### What to do
Copy out every line of the records where the string "structured" occurs.
[Data listing start]
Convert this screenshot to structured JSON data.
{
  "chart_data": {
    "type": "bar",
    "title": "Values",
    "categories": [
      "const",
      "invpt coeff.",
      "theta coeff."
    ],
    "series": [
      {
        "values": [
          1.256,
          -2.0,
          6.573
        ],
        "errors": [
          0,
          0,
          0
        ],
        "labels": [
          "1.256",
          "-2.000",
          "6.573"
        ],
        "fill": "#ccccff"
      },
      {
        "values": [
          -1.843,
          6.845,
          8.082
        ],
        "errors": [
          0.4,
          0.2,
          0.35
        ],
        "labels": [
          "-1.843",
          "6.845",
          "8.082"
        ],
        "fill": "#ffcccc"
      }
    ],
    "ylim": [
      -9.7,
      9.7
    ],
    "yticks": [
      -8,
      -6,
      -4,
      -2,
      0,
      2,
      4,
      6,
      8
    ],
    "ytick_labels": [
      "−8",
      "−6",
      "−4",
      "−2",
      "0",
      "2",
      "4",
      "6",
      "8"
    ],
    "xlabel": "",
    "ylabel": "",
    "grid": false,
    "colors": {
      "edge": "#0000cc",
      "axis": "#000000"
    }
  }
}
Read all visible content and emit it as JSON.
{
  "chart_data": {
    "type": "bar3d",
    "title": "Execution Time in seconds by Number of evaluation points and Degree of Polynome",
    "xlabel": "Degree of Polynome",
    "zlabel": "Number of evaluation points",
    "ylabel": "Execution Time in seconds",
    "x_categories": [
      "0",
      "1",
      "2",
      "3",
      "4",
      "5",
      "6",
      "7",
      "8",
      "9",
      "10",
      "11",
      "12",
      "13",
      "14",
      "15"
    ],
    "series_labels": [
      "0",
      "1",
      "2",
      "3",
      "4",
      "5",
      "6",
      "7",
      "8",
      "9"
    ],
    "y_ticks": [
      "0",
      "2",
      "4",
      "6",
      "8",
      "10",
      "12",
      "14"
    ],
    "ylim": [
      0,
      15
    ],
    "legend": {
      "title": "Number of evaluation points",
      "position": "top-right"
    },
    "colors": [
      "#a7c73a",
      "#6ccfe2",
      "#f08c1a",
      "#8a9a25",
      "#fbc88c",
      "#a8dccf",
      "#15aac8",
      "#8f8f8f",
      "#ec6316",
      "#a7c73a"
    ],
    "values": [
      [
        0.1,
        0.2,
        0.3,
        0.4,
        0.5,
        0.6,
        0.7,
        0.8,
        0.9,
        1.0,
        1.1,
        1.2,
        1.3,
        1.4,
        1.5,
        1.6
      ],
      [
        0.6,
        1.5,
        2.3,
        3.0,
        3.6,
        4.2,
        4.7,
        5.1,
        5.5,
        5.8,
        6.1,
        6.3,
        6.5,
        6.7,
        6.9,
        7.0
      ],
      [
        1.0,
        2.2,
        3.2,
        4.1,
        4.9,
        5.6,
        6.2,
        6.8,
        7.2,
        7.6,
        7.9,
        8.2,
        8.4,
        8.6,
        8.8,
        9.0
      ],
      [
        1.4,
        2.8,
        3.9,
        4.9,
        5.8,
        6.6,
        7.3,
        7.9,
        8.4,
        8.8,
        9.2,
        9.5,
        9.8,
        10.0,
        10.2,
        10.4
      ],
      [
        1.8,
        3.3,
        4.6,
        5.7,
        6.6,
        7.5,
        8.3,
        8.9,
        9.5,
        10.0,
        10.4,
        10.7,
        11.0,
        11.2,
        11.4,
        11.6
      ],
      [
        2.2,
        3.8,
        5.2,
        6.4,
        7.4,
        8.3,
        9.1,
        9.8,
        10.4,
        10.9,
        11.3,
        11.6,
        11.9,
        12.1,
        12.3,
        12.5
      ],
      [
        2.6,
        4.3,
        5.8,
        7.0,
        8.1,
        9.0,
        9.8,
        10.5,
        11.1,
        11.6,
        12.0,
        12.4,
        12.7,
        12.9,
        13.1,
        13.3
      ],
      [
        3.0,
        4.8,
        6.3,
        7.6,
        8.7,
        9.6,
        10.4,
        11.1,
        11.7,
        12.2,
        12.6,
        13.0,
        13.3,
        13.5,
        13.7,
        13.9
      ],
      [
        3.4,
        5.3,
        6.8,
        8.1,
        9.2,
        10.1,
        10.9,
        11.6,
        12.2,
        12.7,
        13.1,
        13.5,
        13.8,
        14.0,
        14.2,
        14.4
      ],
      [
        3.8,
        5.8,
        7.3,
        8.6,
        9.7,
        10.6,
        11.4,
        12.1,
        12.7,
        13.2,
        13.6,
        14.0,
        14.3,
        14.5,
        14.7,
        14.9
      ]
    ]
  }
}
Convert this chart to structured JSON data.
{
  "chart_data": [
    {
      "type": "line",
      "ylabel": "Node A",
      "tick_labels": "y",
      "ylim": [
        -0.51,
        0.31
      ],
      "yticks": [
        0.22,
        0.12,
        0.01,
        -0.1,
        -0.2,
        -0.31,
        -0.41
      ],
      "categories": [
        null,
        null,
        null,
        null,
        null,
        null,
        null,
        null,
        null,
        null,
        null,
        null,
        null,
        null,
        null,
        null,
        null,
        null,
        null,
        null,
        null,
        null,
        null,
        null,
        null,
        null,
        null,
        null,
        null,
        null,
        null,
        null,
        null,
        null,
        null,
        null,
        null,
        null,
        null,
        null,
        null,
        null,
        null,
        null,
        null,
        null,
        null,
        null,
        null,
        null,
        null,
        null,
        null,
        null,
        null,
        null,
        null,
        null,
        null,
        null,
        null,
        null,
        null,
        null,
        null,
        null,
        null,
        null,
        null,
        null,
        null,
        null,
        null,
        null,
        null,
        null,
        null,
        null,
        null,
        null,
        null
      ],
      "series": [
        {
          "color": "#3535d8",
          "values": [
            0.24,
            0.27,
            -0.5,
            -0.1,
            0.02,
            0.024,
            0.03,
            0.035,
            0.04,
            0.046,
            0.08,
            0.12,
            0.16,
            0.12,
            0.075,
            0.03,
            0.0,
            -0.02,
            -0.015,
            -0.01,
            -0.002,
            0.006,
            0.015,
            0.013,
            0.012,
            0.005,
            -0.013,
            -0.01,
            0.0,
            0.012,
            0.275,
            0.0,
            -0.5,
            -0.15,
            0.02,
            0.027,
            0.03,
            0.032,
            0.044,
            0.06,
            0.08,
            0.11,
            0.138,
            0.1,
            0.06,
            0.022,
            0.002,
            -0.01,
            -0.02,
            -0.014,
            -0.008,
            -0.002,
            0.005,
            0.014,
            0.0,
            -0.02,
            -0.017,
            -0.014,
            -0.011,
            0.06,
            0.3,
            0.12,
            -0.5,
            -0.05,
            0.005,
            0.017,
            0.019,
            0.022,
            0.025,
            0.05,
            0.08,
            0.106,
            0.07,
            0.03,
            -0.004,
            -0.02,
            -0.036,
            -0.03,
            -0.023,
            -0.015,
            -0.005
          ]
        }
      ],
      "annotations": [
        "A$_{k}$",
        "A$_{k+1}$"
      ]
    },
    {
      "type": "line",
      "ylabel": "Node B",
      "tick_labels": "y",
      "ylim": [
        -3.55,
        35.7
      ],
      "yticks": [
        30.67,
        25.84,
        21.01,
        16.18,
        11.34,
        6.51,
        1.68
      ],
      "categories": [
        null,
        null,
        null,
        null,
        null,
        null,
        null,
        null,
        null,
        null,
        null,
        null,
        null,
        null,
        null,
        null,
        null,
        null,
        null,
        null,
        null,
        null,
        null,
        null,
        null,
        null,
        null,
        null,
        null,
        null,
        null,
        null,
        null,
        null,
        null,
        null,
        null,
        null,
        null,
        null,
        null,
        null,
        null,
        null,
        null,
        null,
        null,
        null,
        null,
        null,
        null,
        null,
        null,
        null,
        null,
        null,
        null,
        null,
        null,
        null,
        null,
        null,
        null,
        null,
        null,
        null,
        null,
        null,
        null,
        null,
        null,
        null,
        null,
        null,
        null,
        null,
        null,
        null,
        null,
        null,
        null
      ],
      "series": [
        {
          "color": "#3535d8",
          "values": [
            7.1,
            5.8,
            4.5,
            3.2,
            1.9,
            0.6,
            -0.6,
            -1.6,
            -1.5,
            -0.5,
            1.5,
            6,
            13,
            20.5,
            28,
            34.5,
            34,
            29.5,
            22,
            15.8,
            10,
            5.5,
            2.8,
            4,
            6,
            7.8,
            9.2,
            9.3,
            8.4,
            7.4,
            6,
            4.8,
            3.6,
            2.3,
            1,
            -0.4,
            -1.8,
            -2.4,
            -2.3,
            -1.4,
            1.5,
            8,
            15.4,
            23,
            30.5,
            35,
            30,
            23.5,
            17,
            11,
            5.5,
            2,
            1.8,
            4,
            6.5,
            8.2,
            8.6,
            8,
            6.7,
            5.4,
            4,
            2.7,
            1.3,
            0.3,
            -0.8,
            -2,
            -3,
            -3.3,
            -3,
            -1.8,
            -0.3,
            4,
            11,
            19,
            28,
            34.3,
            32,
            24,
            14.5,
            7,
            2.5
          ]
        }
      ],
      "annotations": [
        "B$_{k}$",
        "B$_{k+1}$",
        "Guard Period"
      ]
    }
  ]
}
[Data listing end]
### Reply
Convert this screenshot to structured JSON data.
Convert this chart to structured JSON data.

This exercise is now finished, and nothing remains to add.